■ Written request:
Of all the lines in this data, how many include "Konvertible"? Respond with the number only.

## BEGIN Provided information

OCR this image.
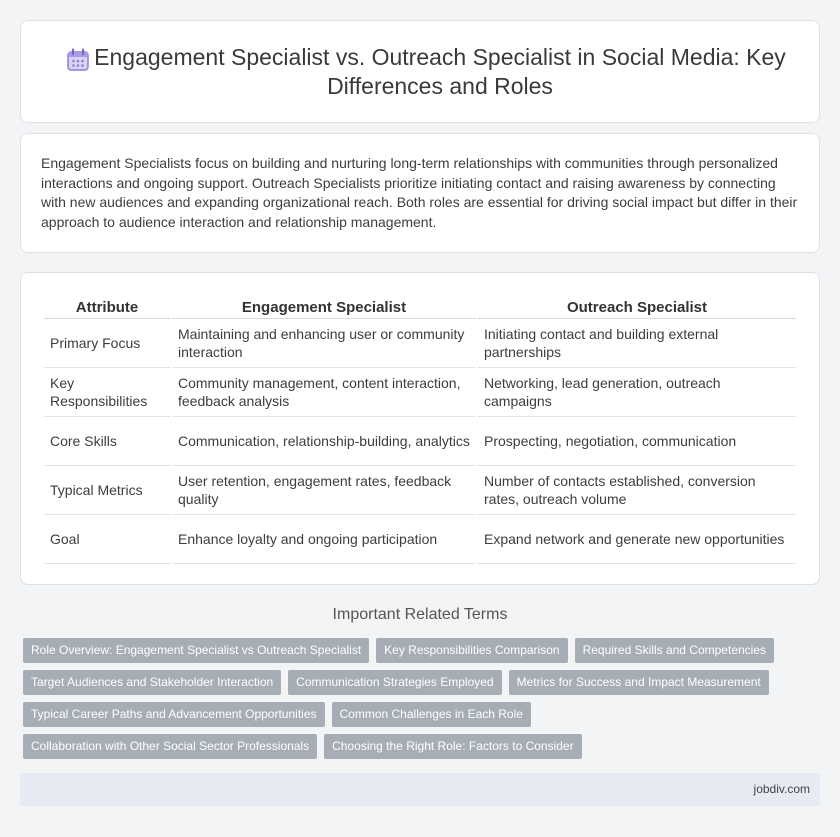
Engagement Specialist vs. Outreach Specialist in Social Media: Key Differences and Roles

Engagement Specialists focus on building and nurturing long-term relationships with communities through personalized interactions and ongoing support. Outreach Specialists prioritize initiating contact and raising awareness by connecting with new audiences and expanding organizational reach. Both roles are essential for driving social impact but differ in their approach to audience interaction and relationship management.

Attribute	Engagement Specialist	Outreach Specialist
Primary Focus	Maintaining and enhancing user or community interaction	Initiating contact and building external partnerships
Key Responsibilities	Community management, content interaction, feedback analysis	Networking, lead generation, outreach campaigns
Core Skills	Communication, relationship-building, analytics	Prospecting, negotiation, communication
Typical Metrics	User retention, engagement rates, feedback quality	Number of contacts established, conversion rates, outreach volume
Goal	Enhance loyalty and ongoing participation	Expand network and generate new opportunities
Important Related Terms
Role Overview: Engagement Specialist vs Outreach Specialist	Key Responsibilities Comparison	Required Skills and Competencies
Target Audiences and Stakeholder Interaction	Communication Strategies Employed	Metrics for Success and Impact Measurement
Typical Career Paths and Advancement Opportunities	Common Challenges in Each Role
Collaboration with Other Social Sector Professionals	Choosing the Right Role: Factors to Consider
jobdiv.com
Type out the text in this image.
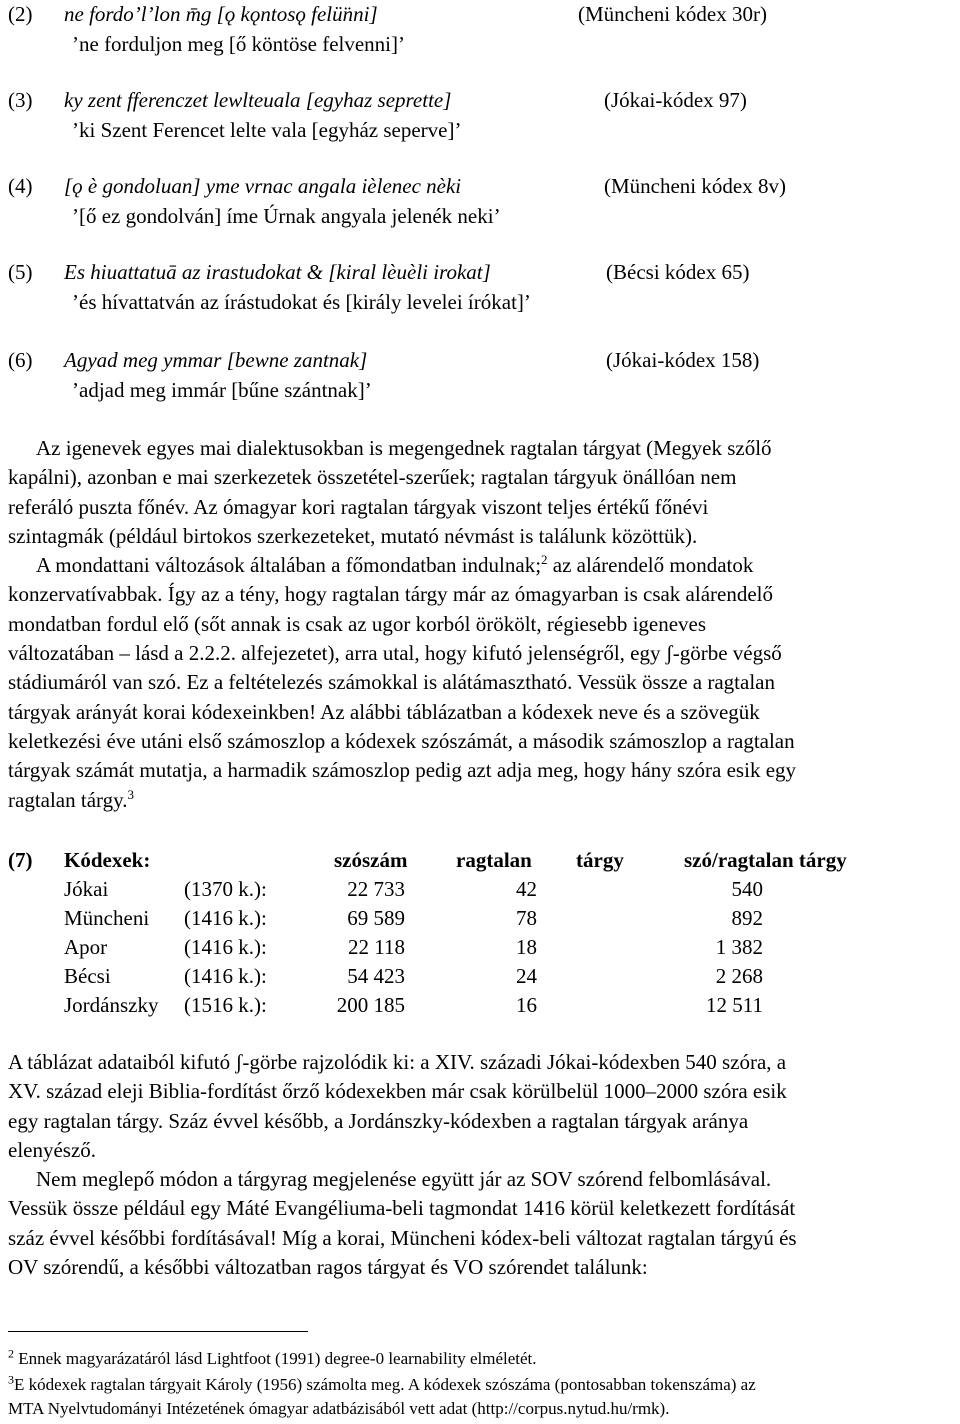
(2) ne fordo’l’lon m̄g [ǫ kǫntosǫ felü̈nni]	(Müncheni kódex 30r)
’ne forduljon meg [ő köntöse felvenni]’
(3) ky zent fferenczet lewlteuala [egyhaz seprette]	(Jókai-kódex 97)
’ki Szent Ferencet lelte vala [egyház seperve]’
(4) [ǫ è gondoluan] yme vrnac angala ièlenec nèki	(Müncheni kódex 8v)
’[ő ez gondolván] íme Úrnak angyala jelenék neki’
(5) Es hiuattatuā az irastudokat & [kiral lèuèli irokat]	(Bécsi kódex 65)
’és hívattatván az írástudokat és [király levelei írókat]’
(6) Agyad meg ymmar [bewne zantnak]	(Jókai-kódex 158)
’adjad meg immár [bűne szántnak]’
Az igenevek egyes mai dialektusokban is megengednek ragtalan tárgyat (Megyek szőlő
kapálni), azonban e mai szerkezetek összetétel-szerűek; ragtalan tárgyuk önállóan nem
referáló puszta főnév. Az ómagyar kori ragtalan tárgyak viszont teljes értékű főnévi
szintagmák (például birtokos szerkezeteket, mutató névmást is találunk közöttük).
A mondattani változások általában a főmondatban indulnak;$^2$ az alárendelő mondatok
konzervatívabbak. Így az a tény, hogy ragtalan tárgy már az ómagyarban is csak alárendelő
mondatban fordul elő (sőt annak is csak az ugor korból örökölt, régiesebb igeneves
változatában – lásd a 2.2.2. alfejezetet), arra utal, hogy kifutó jelenségről, egy ʃ-görbe végső
stádiumáról van szó. Ez a feltételezés számokkal is alátámasztható. Vessük össze a ragtalan
tárgyak arányát korai kódexeinkben! Az alábbi táblázatban a kódexek neve és a szövegük
keletkezési éve utáni első számoszlop a kódexek szószámát, a második számoszlop a ragtalan
tárgyak számát mutatja, a harmadik számoszlop pedig azt adja meg, hogy hány szóra esik egy
ragtalan tárgy.$^3$
(7) Kódexek:	szószám ragtalan tárgy	szó/ragtalan tárgy
Jókai	(1370 k.):	22 733	42	540
Müncheni (1416 k.):	69 589	78	892
Apor	(1416 k.):	22 118	18	1 382
Bécsi	(1416 k.):	54 423	24	2 268
Jordánszky (1516 k.):	200 185	16	12 511
A táblázat adataiból kifutó ʃ-görbe rajzolódik ki: a XIV. századi Jókai-kódexben 540 szóra, a
XV. század eleji Biblia-fordítást őrző kódexekben már csak körülbelül 1000–2000 szóra esik
egy ragtalan tárgy. Száz évvel később, a Jordánszky-kódexben a ragtalan tárgyak aránya
elenyésző.
Nem meglepő módon a tárgyrag megjelenése együtt jár az SOV szórend felbomlásával.
Vessük össze például egy Máté Evangéliuma-beli tagmondat 1416 körül keletkezett fordítását
száz évvel későbbi fordításával! Míg a korai, Müncheni kódex-beli változat ragtalan tárgyú és
OV szórendű, a későbbi változatban ragos tárgyat és VO szórendet találunk:
$^2$ Ennek magyarázatáról lásd Lightfoot (1991) degree-0 learnability elméletét.
$^3$E kódexek ragtalan tárgyait Károly (1956) számolta meg. A kódexek szószáma (pontosabban tokenszáma) az
MTA Nyelvtudományi Intézetének ómagyar adatbázisából vett adat (http://corpus.nytud.hu/rmk).
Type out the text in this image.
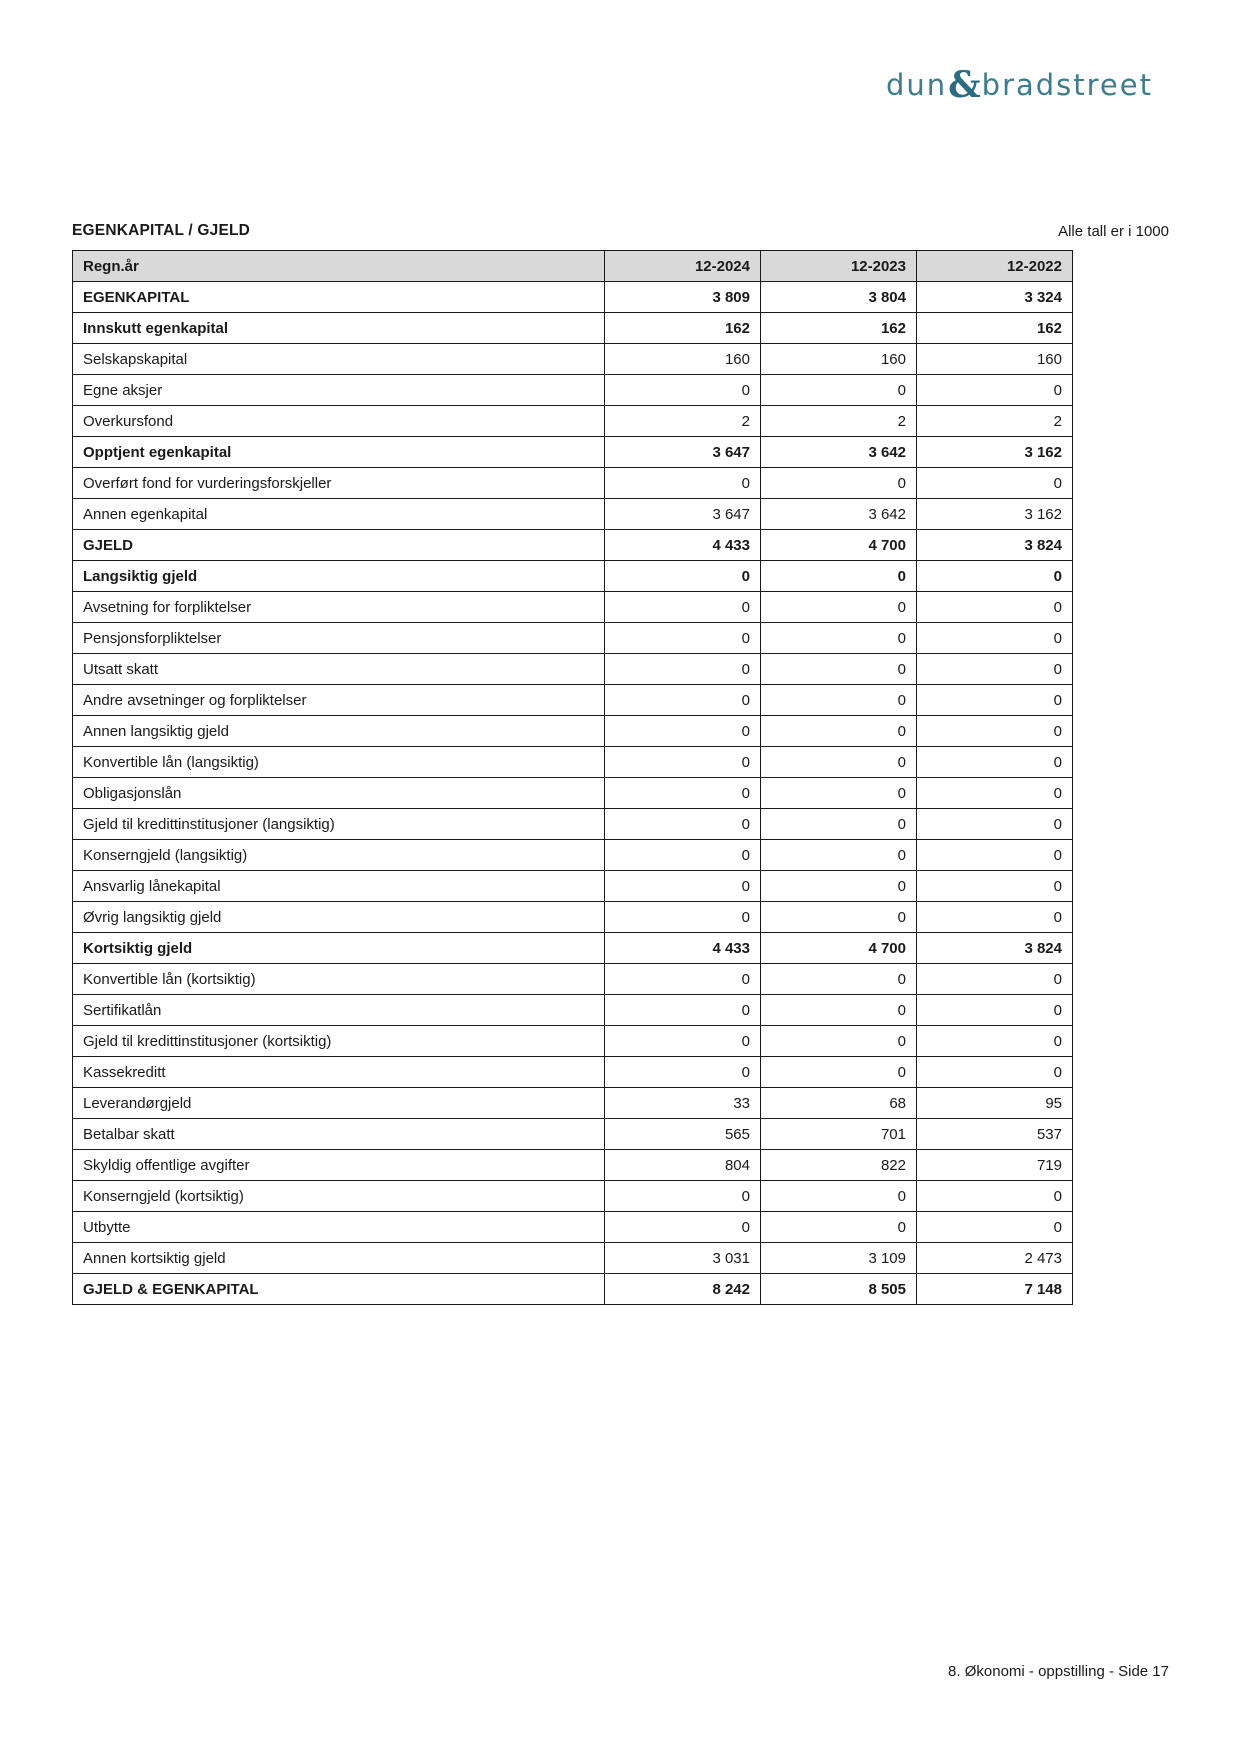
dun & bradstreet
EGENKAPITAL / GJELD	Alle tall er i 1000
Regn.år	12-2024	12-2023	12-2022
EGENKAPITAL	3 809	3 804	3 324
Innskutt egenkapital	162	162	162
Selskapskapital	160	160	160
Egne aksjer	0	0	0
Overkursfond	2	2	2
Opptjent egenkapital	3 647	3 642	3 162
Overført fond for vurderingsforskjeller	0	0	0
Annen egenkapital	3 647	3 642	3 162
GJELD	4 433	4 700	3 824
Langsiktig gjeld	0	0	0
Avsetning for forpliktelser	0	0	0
Pensjonsforpliktelser	0	0	0
Utsatt skatt	0	0	0
Andre avsetninger og forpliktelser	0	0	0
Annen langsiktig gjeld	0	0	0
Konvertible lån (langsiktig)	0	0	0
Obligasjonslån	0	0	0
Gjeld til kredittinstitusjoner (langsiktig)	0	0	0
Konserngjeld (langsiktig)	0	0	0
Ansvarlig lånekapital	0	0	0
Øvrig langsiktig gjeld	0	0	0
Kortsiktig gjeld	4 433	4 700	3 824
Konvertible lån (kortsiktig)	0	0	0
Sertifikatlån	0	0	0
Gjeld til kredittinstitusjoner (kortsiktig)	0	0	0
Kassekreditt	0	0	0
Leverandørgjeld	33	68	95
Betalbar skatt	565	701	537
Skyldig offentlige avgifter	804	822	719
Konserngjeld (kortsiktig)	0	0	0
Utbytte	0	0	0
Annen kortsiktig gjeld	3 031	3 109	2 473
GJELD & EGENKAPITAL	8 242	8 505	7 148
8. Økonomi - oppstilling - Side 17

## END Provided information

■ Result:
2